Request
Copy the lines that follow, keeping every character the same.

Entries shown
┌────────

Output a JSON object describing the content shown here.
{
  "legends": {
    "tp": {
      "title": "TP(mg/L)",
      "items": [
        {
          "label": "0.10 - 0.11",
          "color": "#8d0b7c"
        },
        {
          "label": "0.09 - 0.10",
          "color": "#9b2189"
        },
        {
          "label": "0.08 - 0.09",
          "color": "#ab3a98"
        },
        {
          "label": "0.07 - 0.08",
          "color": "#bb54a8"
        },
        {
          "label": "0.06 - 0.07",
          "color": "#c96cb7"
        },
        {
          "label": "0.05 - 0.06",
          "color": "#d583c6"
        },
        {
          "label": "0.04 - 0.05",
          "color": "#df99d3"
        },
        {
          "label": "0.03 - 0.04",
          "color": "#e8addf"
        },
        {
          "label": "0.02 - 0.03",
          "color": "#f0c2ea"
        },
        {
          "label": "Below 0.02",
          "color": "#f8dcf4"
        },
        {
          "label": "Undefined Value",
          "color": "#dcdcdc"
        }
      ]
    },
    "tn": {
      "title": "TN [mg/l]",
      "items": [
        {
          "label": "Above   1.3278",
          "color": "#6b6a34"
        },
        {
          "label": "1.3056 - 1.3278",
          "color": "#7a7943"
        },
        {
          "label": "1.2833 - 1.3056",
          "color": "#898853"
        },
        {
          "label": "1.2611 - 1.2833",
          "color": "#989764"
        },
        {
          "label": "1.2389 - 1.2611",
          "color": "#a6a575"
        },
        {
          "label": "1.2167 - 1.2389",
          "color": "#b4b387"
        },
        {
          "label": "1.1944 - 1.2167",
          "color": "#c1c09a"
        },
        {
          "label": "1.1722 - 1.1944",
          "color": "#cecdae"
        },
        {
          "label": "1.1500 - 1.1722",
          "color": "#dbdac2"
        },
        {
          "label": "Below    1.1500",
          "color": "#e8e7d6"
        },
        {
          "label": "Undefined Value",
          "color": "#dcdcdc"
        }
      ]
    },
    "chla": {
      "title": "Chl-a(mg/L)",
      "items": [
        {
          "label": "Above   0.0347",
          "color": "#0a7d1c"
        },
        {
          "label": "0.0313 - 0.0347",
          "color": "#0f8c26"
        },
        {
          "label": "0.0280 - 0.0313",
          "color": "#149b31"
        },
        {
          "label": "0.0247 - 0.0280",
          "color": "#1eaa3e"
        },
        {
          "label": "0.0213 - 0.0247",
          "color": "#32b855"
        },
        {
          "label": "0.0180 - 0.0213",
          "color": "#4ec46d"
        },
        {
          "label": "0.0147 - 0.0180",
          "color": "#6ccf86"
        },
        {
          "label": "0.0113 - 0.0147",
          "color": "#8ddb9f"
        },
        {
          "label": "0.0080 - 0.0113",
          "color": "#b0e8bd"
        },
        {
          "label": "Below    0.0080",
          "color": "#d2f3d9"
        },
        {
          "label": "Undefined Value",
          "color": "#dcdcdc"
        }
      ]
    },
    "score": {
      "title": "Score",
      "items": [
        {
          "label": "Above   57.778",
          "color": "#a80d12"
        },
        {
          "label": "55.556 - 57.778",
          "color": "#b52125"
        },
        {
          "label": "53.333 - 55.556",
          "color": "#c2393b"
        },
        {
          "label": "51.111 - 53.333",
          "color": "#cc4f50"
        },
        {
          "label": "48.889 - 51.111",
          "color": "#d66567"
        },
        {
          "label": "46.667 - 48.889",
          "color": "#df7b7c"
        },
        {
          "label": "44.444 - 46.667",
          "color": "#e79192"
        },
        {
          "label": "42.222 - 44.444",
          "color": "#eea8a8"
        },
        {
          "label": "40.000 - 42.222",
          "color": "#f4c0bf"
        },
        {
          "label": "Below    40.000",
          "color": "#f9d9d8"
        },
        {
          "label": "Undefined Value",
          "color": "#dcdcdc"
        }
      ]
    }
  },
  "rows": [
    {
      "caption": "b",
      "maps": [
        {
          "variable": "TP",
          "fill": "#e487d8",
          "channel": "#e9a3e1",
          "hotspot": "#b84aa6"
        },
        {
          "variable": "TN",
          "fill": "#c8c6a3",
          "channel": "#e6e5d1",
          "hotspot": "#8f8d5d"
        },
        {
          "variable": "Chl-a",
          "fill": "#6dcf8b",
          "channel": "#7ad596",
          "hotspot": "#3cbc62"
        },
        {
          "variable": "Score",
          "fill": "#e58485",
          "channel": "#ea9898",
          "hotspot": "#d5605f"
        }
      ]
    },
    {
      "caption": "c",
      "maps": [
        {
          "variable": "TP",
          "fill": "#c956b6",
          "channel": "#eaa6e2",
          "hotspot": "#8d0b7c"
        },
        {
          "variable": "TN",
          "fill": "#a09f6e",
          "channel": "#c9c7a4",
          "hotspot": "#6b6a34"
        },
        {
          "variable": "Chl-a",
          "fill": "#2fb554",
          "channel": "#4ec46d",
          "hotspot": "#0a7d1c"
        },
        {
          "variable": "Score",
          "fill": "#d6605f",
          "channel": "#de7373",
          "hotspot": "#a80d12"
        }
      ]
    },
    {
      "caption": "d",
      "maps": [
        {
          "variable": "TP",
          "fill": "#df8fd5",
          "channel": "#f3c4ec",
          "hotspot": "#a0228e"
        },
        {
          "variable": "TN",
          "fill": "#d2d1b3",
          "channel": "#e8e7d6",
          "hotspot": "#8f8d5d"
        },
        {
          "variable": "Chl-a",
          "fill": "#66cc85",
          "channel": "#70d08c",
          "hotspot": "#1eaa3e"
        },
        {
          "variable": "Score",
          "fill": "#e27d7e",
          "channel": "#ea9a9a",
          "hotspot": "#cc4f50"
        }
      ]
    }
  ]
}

└────────

Exercise response
Output a JSON object describing the content shown here.
{
  "legends": {
    "tp": {
      "title": "TP(mg/L)",
      "items": [
        {
          "label": "0.10 - 0.11",
          "color": "#8d0b7c"
        },
        {
          "label": "0.09 - 0.10",
          "color": "#9b2189"
        },
        {
          "label": "0.08 - 0.09",
          "color": "#ab3a98"
        },
        {
          "label": "0.07 - 0.08",
          "color": "#bb54a8"
        },
        {
          "label": "0.06 - 0.07",
          "color": "#c96cb7"
        },
        {
          "label": "0.05 - 0.06",
          "color": "#d583c6"
        },
        {
          "label": "0.04 - 0.05",
          "color": "#df99d3"
        },
        {
          "label": "0.03 - 0.04",
          "color": "#e8addf"
        },
        {
          "label": "0.02 - 0.03",
          "color": "#f0c2ea"
        },
        {
          "label": "Below 0.02",
          "color": "#f8dcf4"
        },
        {
          "label": "Undefined Value",
          "color": "#dcdcdc"
        }
      ]
    },
    "tn": {
      "title": "TN [mg/l]",
      "items": [
        {
          "label": "Above   1.3278",
          "color": "#6b6a34"
        },
        {
          "label": "1.3056 - 1.3278",
          "color": "#7a7943"
        },
        {
          "label": "1.2833 - 1.3056",
          "color": "#898853"
        },
        {
          "label": "1.2611 - 1.2833",
          "color": "#989764"
        },
        {
          "label": "1.2389 - 1.2611",
          "color": "#a6a575"
        },
        {
          "label": "1.2167 - 1.2389",
          "color": "#b4b387"
        },
        {
          "label": "1.1944 - 1.2167",
          "color": "#c1c09a"
        },
        {
          "label": "1.1722 - 1.1944",
          "color": "#cecdae"
        },
        {
          "label": "1.1500 - 1.1722",
          "color": "#dbdac2"
        },
        {
          "label": "Below    1.1500",
          "color": "#e8e7d6"
        },
        {
          "label": "Undefined Value",
          "color": "#dcdcdc"
        }
      ]
    },
    "chla": {
      "title": "Chl-a(mg/L)",
      "items": [
        {
          "label": "Above   0.0347",
          "color": "#0a7d1c"
        },
        {
          "label": "0.0313 - 0.0347",
          "color": "#0f8c26"
        },
        {
          "label": "0.0280 - 0.0313",
          "color": "#149b31"
        },
        {
          "label": "0.0247 - 0.0280",
          "color": "#1eaa3e"
        },
        {
          "label": "0.0213 - 0.0247",
          "color": "#32b855"
        },
        {
          "label": "0.0180 - 0.0213",
          "color": "#4ec46d"
        },
        {
          "label": "0.0147 - 0.0180",
          "color": "#6ccf86"
        },
        {
          "label": "0.0113 - 0.0147",
          "color": "#8ddb9f"
        },
        {
          "label": "0.0080 - 0.0113",
          "color": "#b0e8bd"
        },
        {
          "label": "Below    0.0080",
          "color": "#d2f3d9"
        },
        {
          "label": "Undefined Value",
          "color": "#dcdcdc"
        }
      ]
    },
    "score": {
      "title": "Score",
      "items": [
        {
          "label": "Above   57.778",
          "color": "#a80d12"
        },
        {
          "label": "55.556 - 57.778",
          "color": "#b52125"
        },
        {
          "label": "53.333 - 55.556",
          "color": "#c2393b"
        },
        {
          "label": "51.111 - 53.333",
          "color": "#cc4f50"
        },
        {
          "label": "48.889 - 51.111",
          "color": "#d66567"
        },
        {
          "label": "46.667 - 48.889",
          "color": "#df7b7c"
        },
        {
          "label": "44.444 - 46.667",
          "color": "#e79192"
        },
        {
          "label": "42.222 - 44.444",
          "color": "#eea8a8"
        },
        {
          "label": "40.000 - 42.222",
          "color": "#f4c0bf"
        },
        {
          "label": "Below    40.000",
          "color": "#f9d9d8"
        },
        {
          "label": "Undefined Value",
          "color": "#dcdcdc"
        }
      ]
    }
  },
  "rows": [
    {
      "caption": "b",
      "maps": [
        {
          "variable": "TP",
          "fill": "#e487d8",
          "channel": "#e9a3e1",
          "hotspot": "#b84aa6"
        },
        {
          "variable": "TN",
          "fill": "#c8c6a3",
          "channel": "#e6e5d1",
          "hotspot": "#8f8d5d"
        },
        {
          "variable": "Chl-a",
          "fill": "#6dcf8b",
          "channel": "#7ad596",
          "hotspot": "#3cbc62"
        },
        {
          "variable": "Score",
          "fill": "#e58485",
          "channel": "#ea9898",
          "hotspot": "#d5605f"
        }
      ]
    },
    {
      "caption": "c",
      "maps": [
        {
          "variable": "TP",
          "fill": "#c956b6",
          "channel": "#eaa6e2",
          "hotspot": "#8d0b7c"
        },
        {
          "variable": "TN",
          "fill": "#a09f6e",
          "channel": "#c9c7a4",
          "hotspot": "#6b6a34"
        },
        {
          "variable": "Chl-a",
          "fill": "#2fb554",
          "channel": "#4ec46d",
          "hotspot": "#0a7d1c"
        },
        {
          "variable": "Score",
          "fill": "#d6605f",
          "channel": "#de7373",
          "hotspot": "#a80d12"
        }
      ]
    },
    {
      "caption": "d",
      "maps": [
        {
          "variable": "TP",
          "fill": "#df8fd5",
          "channel": "#f3c4ec",
          "hotspot": "#a0228e"
        },
        {
          "variable": "TN",
          "fill": "#d2d1b3",
          "channel": "#e8e7d6",
          "hotspot": "#8f8d5d"
        },
        {
          "variable": "Chl-a",
          "fill": "#66cc85",
          "channel": "#70d08c",
          "hotspot": "#1eaa3e"
        },
        {
          "variable": "Score",
          "fill": "#e27d7e",
          "channel": "#ea9a9a",
          "hotspot": "#cc4f50"
        }
      ]
    }
  ]
}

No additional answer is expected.